▶ **WRITTEN EXERCISE**: Below are records; work out how many of their lines contain "Fourniol" and give only that number.

▶ **EXCERPTED DATA**:
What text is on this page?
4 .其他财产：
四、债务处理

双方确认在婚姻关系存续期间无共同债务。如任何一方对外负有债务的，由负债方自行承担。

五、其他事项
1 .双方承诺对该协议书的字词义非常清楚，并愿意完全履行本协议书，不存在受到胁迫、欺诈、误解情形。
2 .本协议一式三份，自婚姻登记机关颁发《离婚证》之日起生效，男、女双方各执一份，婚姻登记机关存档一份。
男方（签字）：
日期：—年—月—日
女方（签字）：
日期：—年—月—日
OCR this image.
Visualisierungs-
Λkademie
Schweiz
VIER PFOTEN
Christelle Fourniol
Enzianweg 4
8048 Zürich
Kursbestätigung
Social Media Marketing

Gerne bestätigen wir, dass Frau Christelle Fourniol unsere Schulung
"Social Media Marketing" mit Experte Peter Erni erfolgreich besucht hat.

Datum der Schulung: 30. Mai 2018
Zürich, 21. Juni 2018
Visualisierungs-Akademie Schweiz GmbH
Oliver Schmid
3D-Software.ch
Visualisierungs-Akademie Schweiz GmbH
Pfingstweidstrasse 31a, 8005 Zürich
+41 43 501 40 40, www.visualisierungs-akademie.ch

▶ **CORRECT OUTPUT**: 2